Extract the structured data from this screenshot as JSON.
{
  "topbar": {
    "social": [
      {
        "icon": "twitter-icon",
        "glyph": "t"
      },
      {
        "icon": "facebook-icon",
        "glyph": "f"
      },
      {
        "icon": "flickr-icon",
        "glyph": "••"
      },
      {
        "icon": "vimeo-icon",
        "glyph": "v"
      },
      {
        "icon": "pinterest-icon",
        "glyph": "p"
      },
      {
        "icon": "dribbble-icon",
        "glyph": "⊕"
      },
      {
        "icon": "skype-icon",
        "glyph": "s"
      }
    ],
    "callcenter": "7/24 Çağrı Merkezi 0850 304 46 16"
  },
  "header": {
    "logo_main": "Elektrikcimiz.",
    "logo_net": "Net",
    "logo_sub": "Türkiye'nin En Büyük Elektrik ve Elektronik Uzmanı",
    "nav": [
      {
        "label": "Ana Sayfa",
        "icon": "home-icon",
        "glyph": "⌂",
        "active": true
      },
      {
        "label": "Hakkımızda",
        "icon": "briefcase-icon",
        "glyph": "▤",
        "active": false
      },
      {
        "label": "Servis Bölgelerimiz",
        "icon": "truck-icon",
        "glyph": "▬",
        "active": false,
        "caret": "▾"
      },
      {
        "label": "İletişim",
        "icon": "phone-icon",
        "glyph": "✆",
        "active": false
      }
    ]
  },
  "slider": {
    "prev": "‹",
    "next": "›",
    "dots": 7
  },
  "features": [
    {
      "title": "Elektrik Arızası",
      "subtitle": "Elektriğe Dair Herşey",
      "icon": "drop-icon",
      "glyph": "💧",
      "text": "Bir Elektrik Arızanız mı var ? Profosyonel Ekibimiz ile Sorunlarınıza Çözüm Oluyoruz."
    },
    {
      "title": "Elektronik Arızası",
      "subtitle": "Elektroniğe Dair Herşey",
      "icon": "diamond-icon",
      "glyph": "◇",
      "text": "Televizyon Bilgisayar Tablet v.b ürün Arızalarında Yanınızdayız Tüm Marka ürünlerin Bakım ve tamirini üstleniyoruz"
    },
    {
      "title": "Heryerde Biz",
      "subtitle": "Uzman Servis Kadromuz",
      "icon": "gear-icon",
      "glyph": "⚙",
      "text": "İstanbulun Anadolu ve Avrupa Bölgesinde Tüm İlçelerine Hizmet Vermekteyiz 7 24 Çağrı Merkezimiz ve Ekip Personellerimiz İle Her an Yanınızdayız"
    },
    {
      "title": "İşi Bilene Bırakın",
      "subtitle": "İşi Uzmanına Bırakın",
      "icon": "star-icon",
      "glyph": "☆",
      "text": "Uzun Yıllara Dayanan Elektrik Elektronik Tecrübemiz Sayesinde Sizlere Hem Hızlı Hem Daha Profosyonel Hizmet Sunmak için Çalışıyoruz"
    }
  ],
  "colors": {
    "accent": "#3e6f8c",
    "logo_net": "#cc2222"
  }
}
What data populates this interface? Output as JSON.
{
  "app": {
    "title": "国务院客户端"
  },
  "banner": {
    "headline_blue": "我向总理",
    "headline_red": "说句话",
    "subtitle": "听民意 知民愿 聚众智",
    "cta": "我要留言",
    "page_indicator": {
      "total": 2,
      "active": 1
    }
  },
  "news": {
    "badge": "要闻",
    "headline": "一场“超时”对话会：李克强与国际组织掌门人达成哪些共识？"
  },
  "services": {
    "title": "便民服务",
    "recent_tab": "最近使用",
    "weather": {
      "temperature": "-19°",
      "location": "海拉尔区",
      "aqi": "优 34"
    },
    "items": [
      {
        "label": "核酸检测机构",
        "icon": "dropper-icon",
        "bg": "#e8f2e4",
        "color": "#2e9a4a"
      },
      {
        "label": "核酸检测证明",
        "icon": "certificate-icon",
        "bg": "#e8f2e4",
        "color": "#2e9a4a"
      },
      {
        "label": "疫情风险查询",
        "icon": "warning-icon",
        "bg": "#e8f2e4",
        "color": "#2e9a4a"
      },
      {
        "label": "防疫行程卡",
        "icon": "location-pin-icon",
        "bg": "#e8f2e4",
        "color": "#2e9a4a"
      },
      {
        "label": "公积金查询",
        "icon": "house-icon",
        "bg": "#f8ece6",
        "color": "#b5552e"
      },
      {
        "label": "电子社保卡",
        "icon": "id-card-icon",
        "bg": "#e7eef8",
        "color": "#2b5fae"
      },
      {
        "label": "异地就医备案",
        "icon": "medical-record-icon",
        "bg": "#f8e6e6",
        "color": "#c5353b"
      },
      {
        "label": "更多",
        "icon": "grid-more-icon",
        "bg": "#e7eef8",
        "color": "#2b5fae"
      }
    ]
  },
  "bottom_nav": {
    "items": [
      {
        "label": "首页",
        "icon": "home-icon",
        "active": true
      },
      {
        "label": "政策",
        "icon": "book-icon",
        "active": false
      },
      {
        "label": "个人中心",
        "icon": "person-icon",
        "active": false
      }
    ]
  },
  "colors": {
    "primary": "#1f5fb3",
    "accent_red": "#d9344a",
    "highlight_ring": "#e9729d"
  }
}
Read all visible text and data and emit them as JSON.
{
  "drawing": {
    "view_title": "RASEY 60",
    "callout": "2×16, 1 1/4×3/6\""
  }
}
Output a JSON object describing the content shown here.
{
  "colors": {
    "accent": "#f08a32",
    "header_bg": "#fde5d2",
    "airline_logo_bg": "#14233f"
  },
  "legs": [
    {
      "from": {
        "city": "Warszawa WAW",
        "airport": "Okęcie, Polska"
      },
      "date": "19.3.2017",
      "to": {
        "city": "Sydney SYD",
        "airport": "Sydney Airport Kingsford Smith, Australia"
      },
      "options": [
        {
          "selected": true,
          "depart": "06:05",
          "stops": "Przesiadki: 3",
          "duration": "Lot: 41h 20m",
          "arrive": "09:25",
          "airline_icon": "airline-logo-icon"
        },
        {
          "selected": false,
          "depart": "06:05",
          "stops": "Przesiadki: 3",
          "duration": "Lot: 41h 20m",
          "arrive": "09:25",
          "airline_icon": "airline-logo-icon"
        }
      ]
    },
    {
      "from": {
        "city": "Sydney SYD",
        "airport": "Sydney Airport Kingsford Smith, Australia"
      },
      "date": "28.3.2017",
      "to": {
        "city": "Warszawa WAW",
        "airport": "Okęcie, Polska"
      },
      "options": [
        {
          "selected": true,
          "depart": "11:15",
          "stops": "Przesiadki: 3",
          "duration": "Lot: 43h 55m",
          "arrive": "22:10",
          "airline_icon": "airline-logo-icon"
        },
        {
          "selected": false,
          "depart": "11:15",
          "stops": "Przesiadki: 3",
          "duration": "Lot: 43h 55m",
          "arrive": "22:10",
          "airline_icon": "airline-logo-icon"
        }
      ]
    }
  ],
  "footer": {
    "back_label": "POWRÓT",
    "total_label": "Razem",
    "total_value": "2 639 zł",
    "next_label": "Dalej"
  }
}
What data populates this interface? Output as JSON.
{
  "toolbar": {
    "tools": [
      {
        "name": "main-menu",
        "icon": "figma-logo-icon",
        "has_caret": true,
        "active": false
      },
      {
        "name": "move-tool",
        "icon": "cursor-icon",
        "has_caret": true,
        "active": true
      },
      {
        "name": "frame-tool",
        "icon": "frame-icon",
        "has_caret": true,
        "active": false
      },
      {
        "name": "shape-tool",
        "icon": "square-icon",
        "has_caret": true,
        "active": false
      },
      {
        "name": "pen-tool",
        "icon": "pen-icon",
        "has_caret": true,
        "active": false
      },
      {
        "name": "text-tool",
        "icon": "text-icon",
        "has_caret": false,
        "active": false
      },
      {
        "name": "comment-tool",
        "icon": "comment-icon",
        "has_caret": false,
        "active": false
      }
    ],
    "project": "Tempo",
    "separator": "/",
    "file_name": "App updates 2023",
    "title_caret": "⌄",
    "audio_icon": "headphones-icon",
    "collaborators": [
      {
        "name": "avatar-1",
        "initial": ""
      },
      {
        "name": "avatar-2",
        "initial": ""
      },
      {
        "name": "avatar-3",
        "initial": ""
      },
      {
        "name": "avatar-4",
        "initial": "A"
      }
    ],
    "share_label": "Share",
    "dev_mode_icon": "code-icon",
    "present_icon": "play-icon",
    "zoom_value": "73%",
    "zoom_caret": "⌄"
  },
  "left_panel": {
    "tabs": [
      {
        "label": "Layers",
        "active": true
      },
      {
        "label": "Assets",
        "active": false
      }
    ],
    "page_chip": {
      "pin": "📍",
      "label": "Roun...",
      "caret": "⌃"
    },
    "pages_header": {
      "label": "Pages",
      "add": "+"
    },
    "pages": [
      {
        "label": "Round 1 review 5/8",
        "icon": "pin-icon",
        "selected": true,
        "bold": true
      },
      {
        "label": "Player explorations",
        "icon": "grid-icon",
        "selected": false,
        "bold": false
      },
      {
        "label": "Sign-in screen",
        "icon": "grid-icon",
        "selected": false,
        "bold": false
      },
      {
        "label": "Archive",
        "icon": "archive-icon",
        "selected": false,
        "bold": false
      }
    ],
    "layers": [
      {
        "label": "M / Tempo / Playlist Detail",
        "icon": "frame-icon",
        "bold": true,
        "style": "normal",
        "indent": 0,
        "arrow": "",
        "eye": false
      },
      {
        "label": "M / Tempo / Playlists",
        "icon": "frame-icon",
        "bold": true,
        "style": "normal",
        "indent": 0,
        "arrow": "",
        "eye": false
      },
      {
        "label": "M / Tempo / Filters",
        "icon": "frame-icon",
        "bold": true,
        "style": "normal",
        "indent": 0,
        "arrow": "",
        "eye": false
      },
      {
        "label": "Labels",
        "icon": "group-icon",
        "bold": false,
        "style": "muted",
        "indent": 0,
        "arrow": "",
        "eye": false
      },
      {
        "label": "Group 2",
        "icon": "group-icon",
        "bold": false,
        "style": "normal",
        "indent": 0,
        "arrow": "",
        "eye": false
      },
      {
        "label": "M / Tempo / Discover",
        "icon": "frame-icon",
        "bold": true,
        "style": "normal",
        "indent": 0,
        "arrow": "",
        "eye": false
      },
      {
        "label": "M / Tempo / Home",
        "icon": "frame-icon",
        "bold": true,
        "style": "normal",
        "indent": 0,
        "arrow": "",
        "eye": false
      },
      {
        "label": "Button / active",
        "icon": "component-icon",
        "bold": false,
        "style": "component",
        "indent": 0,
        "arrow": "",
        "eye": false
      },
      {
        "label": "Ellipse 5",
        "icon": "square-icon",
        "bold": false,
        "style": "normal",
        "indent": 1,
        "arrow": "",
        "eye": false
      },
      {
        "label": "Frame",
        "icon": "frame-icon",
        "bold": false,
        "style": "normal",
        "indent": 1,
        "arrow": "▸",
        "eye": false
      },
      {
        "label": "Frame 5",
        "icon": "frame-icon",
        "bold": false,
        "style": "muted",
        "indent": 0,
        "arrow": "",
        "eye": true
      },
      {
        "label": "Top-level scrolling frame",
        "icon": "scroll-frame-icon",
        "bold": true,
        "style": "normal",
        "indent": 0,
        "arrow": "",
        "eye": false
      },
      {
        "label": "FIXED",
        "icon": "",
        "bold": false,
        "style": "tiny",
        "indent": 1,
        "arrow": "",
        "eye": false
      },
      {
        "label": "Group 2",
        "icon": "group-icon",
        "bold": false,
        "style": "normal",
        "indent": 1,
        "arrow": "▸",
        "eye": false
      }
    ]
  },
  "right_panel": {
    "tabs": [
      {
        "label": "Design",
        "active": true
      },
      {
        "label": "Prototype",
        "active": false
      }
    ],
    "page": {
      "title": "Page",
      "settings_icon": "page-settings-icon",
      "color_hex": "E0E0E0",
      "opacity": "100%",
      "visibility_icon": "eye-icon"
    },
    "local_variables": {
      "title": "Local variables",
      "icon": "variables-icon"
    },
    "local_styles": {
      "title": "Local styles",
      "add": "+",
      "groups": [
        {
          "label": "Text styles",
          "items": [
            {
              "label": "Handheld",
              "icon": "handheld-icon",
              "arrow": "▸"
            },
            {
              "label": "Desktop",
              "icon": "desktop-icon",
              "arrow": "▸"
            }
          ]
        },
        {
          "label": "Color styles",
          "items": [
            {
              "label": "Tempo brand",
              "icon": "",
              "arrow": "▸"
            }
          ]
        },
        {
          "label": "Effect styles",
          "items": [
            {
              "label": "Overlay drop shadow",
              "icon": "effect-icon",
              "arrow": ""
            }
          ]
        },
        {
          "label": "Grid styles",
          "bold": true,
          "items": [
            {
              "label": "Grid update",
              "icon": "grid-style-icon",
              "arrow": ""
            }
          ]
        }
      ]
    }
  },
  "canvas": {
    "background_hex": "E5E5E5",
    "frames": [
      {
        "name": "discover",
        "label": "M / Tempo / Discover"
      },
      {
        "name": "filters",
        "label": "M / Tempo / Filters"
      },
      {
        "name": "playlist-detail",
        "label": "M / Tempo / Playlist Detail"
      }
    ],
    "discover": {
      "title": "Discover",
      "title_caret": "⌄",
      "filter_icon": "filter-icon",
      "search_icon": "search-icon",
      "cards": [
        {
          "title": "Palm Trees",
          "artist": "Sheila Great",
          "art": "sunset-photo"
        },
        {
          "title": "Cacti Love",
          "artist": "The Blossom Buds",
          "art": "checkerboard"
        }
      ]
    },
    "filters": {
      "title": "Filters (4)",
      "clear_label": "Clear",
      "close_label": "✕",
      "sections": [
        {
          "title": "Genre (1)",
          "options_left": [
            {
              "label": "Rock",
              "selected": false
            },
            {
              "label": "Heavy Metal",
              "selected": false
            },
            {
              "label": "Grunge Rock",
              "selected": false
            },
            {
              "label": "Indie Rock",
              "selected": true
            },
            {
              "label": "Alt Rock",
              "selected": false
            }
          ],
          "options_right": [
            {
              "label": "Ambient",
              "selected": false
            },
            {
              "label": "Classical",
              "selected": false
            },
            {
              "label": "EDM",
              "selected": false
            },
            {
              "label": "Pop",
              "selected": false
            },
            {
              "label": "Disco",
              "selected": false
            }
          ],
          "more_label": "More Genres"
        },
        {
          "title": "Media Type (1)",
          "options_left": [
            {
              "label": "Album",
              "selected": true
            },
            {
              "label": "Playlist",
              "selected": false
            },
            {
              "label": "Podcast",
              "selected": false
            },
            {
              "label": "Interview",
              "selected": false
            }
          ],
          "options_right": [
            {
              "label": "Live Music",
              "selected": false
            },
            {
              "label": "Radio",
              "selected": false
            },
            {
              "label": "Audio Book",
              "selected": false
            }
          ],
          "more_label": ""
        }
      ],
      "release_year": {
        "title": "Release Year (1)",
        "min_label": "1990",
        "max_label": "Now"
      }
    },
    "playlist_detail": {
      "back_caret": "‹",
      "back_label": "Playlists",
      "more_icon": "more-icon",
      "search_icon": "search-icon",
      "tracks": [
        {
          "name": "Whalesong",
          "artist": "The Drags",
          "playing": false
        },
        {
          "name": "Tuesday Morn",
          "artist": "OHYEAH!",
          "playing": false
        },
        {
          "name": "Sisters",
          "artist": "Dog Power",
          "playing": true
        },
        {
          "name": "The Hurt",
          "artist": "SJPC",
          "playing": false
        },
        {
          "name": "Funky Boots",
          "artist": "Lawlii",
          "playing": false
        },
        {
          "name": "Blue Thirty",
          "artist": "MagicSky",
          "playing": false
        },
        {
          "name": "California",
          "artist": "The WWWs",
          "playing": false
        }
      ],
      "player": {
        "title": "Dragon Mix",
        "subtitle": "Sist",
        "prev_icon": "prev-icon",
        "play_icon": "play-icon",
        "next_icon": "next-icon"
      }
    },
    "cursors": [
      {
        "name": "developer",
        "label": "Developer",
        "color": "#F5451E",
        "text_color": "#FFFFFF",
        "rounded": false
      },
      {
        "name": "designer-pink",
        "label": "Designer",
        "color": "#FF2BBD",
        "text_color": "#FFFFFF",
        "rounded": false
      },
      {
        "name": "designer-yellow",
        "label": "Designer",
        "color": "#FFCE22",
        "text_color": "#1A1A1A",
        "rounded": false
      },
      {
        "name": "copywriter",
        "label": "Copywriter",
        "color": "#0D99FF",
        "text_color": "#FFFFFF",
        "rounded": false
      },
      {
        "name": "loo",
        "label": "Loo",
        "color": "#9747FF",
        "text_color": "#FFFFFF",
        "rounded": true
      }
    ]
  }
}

### Written request
Pull every line containing the word "Çağrı" out of the material and copy it.

### Exercise response
    "callcenter": "7/24 Çağrı Merkezi 0850 304 46 16"
      "text": "İstanbulun Anadolu ve Avrupa Bölgesinde Tüm İlçelerine Hizmet Vermekteyiz 7 24 Çağrı Merkezimiz ve Ekip Personellerimiz İle Her an Yanınızdayız"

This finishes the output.